# [Texte]
■ ■ ■ ■ ■ ■ ■

Je ne comprends pas, si on ne prononce pas le _t_ de 'net' ça donne "nè".


jekoh said:


> Mais ce n'est pas pour éviter une homophonie qu'on prononce le "t" de _net_, au contraire ne pas le prononcer empêcherait l'homophonie avec _nette_.


Mais on ne prononcent pas le _t _de beaucoup d'adjectifs se terminant avec 'et' et faisant leur féminin en 'ette' (sujet, coquet, douillet, simplet, violet, guilleret, blondinet, etc...).


----------



## jekoh

Locape said:


> Je ne comprends pas, si on ne prononce pas le _t_ de 'net' ça donne "nè".


Ben non, si je ne prononce pas le _t_ de [nɛt], ça donne [ne]. De même boulang[ɛʁ] sans le [ʁ] donne boulang[e].


Locape said:


> Mais on ne prononcent pas le _t _de beaucoup d'adjectifs se terminant avec 'et' et faisant leur féminin en 'ette' (sujet, coquet, douillet, simplet, violet, guilleret, blondinet, etc...).

■ ■ ■ ■ ■ ■ ■

Données enregistrées

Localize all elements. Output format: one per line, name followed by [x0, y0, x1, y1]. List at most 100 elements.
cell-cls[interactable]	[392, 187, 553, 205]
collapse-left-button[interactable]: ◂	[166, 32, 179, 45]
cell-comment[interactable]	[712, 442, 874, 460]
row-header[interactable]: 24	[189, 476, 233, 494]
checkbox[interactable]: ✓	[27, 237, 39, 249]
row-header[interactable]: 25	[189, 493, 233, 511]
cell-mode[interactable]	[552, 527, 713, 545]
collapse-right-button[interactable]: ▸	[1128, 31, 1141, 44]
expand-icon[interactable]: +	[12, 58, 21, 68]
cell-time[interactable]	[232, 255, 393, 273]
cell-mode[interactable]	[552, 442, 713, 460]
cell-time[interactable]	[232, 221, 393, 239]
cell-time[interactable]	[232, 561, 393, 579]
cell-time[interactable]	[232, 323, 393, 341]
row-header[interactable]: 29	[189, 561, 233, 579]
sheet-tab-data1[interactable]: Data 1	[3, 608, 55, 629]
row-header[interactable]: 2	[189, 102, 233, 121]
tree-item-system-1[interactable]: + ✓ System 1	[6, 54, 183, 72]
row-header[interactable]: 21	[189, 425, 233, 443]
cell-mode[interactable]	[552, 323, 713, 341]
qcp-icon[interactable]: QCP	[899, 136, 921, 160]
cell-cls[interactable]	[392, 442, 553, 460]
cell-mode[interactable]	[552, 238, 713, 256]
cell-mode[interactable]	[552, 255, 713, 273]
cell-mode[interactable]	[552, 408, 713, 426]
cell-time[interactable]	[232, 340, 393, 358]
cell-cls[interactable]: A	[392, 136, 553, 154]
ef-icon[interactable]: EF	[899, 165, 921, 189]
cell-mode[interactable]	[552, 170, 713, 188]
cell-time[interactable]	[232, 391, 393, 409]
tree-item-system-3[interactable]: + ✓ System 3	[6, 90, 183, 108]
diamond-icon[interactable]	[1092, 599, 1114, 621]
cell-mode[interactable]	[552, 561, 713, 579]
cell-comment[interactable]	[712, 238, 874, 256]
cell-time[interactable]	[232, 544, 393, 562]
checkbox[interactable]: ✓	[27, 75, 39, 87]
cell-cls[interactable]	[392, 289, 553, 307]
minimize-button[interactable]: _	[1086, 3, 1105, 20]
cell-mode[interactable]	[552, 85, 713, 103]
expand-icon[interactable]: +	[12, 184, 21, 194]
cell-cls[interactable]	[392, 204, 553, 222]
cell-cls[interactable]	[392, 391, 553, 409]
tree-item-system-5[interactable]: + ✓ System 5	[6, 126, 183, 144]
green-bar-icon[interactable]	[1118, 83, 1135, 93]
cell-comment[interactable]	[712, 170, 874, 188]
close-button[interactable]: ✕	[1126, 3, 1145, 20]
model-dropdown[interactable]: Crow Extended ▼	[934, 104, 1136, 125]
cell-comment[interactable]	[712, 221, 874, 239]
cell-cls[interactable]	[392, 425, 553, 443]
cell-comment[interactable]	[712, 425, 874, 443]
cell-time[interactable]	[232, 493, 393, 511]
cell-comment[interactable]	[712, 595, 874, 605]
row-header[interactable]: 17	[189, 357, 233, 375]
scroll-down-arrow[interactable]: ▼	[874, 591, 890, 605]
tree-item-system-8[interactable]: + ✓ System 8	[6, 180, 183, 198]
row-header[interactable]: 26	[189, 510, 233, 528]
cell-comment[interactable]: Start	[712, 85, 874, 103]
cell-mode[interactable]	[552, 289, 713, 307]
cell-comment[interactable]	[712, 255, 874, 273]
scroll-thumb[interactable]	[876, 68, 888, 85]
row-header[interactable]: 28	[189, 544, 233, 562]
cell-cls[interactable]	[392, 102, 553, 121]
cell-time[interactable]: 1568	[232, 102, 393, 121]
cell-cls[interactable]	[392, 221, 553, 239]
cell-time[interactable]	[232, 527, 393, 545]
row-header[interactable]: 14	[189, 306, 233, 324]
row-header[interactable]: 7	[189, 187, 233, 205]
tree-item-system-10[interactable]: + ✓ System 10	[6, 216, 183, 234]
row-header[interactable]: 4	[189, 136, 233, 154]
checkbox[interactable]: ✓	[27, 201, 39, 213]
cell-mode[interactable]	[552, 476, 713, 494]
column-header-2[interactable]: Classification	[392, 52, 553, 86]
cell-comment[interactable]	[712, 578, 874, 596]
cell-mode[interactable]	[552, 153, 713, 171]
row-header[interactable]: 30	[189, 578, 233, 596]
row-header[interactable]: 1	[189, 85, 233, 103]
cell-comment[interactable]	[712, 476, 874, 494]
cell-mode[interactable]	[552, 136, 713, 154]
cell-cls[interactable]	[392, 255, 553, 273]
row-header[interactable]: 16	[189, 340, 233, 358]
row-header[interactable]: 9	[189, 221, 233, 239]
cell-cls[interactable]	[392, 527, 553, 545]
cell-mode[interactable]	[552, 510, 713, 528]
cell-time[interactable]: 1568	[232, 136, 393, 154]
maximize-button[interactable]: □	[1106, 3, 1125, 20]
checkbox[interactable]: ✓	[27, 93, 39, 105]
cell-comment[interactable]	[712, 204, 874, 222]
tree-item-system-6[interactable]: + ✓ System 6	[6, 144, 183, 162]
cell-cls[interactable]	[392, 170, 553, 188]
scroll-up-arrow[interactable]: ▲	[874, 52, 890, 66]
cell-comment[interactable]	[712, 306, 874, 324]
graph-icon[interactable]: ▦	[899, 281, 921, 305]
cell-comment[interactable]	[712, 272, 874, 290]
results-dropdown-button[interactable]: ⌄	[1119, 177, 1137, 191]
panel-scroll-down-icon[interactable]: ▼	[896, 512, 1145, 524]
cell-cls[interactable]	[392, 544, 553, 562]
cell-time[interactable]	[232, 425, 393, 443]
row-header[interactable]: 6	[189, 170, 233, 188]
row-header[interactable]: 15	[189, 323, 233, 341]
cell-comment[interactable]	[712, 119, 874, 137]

■ ■ ■ ■ ■ ■ ■

# [À faire]
1 > Dans la discussion sur la prononciation de « net », que donne boulang[ɛʁ] sans le [ʁ], selon jekoh ?
2 > Prolongez la discussion sur la prononciation de « net » là où elle s'arrête.

# [Réponses]
1 > Boulang[e].

2 >
Oui, c'est que je dis, si le but était d'éviter une homophonie comme Shadiac a l'air de le croire (#22), alors il faudrait plutôt que le "t" de _net_ soit muet comme dans tous ces exemples.


----------



## Locape

jekoh said:


> Ben non, si je ne prononce pas le _t_ de [nɛt], ça donne [ne]. De même boulang[ɛʁ] sans le [ʁ] donne boulang[e].


 Cet exemple est pour le moins étrange !! On ne parle pas d'un mot se terminant en "er" et perdant son "r", mais d'un mot comme 'trajet' qui se termine par "et" dont le "t" n'est pas prononcé. On dit bien "trajè" et non "trajé".
(Edit : 'Filet' n'était pas un bon exemple, car si on dit bien un "filè" de pèche, on dit aussi un "filé" de poisson)


jekoh said:


> Oui, c'est que je dis, si le but était d'éviter une homophonie comme Shadiac a l'air de le croire (#22), alors il faudrait plutôt que le "t" de _net_ soit muet comme dans tous ces exemples.


OK.


----------



## Shadiac

C'est vrai qu'au Québec la différence phonétique entre "rat" et "ras" (ou encore "raz" dans "raz le bol") est prononcée, justement le phonème change. Mais alors "net" sans "t" pourrait aussi dévenir "nais", n'est-ce pas?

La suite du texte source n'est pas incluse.